WHAT THE TASK REQUIRES = Return all lines in the material below that contain "JSON".

_____

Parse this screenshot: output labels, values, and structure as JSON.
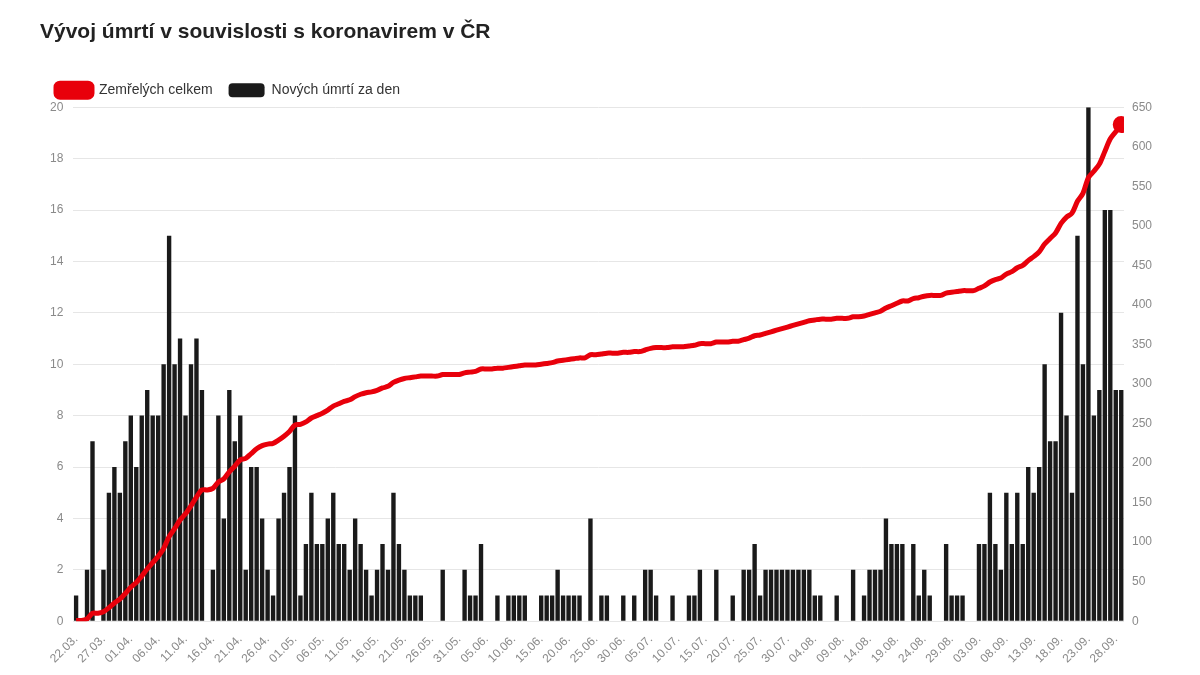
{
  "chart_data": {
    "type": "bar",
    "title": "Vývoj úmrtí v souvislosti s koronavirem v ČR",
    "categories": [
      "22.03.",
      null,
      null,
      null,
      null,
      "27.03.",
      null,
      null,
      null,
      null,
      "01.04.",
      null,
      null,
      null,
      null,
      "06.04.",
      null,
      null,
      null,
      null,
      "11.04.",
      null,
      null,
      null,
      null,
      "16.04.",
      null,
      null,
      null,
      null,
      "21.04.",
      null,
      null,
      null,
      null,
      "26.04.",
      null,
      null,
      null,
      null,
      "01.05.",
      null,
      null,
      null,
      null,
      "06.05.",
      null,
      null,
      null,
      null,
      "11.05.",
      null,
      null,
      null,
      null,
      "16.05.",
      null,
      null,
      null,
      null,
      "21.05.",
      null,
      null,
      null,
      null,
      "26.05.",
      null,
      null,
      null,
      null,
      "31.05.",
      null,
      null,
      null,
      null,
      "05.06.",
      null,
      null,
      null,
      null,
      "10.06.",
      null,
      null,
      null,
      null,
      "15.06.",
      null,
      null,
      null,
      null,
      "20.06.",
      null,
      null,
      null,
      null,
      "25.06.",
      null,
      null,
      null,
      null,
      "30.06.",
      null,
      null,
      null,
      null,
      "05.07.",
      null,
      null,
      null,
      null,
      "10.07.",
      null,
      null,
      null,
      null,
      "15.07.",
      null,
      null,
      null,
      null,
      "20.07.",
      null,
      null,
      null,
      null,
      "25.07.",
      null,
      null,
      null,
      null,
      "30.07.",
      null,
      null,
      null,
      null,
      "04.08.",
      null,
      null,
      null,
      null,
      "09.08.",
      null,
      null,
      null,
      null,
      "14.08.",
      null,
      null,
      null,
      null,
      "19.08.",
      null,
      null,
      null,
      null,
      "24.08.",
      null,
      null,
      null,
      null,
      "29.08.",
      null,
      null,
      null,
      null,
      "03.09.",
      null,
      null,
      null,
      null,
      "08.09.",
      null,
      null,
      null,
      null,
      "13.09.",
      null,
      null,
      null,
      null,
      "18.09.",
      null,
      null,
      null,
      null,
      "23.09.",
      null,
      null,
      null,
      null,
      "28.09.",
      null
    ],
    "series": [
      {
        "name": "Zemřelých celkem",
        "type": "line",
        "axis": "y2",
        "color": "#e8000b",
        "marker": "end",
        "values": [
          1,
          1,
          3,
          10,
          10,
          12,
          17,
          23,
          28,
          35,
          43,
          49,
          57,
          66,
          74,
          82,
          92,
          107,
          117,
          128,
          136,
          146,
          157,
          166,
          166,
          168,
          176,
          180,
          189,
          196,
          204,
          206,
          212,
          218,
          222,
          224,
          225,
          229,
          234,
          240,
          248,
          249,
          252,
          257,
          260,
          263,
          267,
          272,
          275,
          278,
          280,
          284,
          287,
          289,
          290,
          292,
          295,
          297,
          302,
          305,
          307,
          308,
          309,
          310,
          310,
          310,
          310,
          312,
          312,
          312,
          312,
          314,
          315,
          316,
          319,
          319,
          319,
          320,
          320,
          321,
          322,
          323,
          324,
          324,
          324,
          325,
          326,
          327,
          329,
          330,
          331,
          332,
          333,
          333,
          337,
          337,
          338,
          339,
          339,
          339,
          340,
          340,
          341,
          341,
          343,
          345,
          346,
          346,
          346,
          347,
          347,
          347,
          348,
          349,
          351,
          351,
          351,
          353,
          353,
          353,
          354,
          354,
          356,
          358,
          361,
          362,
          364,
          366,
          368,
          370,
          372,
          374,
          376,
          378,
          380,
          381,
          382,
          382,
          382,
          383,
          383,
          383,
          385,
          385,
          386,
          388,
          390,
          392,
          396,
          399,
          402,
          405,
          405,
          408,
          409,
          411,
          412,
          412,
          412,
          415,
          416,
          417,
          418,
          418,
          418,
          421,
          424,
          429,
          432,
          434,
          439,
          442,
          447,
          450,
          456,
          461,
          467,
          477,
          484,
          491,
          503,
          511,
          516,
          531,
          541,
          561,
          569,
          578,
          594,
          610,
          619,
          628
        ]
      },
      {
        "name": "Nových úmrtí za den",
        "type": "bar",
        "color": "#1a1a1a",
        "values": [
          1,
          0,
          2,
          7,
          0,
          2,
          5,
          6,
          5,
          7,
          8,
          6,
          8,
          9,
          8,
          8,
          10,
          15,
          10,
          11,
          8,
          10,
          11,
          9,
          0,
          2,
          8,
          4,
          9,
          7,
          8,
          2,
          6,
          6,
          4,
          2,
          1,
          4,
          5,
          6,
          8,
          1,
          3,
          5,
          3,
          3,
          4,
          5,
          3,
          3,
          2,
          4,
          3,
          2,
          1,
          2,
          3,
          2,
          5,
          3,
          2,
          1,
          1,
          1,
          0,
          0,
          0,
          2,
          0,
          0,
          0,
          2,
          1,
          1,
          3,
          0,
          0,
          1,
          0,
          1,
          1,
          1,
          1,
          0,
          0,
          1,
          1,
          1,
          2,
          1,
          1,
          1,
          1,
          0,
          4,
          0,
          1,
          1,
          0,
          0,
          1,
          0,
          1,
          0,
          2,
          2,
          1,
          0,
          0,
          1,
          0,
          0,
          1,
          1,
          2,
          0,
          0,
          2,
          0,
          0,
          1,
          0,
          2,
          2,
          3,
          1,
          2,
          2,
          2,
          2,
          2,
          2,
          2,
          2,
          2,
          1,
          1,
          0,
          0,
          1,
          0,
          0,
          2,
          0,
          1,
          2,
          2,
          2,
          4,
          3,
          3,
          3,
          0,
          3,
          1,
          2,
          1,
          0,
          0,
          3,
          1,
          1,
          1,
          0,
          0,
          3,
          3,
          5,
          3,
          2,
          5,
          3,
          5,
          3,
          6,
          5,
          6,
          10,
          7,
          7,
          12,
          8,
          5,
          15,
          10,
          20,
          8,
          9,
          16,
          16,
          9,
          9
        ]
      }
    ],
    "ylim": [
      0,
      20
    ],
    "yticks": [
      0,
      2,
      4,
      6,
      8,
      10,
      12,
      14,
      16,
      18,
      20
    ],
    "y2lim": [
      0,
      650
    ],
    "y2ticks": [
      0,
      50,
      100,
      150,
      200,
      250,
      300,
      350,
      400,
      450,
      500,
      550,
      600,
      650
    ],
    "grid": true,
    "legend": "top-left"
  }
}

_____

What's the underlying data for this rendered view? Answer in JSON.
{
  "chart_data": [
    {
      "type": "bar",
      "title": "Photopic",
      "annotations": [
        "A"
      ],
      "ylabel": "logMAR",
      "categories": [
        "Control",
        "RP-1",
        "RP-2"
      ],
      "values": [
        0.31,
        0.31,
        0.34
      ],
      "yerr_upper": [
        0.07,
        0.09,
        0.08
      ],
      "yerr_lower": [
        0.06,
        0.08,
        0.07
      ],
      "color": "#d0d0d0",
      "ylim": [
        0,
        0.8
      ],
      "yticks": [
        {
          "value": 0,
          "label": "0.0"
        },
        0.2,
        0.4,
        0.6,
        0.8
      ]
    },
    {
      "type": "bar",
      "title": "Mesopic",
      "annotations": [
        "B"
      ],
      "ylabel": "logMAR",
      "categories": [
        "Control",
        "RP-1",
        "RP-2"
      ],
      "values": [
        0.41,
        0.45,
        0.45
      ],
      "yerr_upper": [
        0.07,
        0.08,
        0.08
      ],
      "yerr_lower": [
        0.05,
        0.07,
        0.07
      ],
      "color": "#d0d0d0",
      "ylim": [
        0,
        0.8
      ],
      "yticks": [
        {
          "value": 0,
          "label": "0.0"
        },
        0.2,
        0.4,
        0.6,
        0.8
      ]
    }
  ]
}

_____

CORRECT OUTPUT =
Parse this screenshot: output labels, values, and structure as JSON.
What's the underlying data for this rendered view? Answer in JSON.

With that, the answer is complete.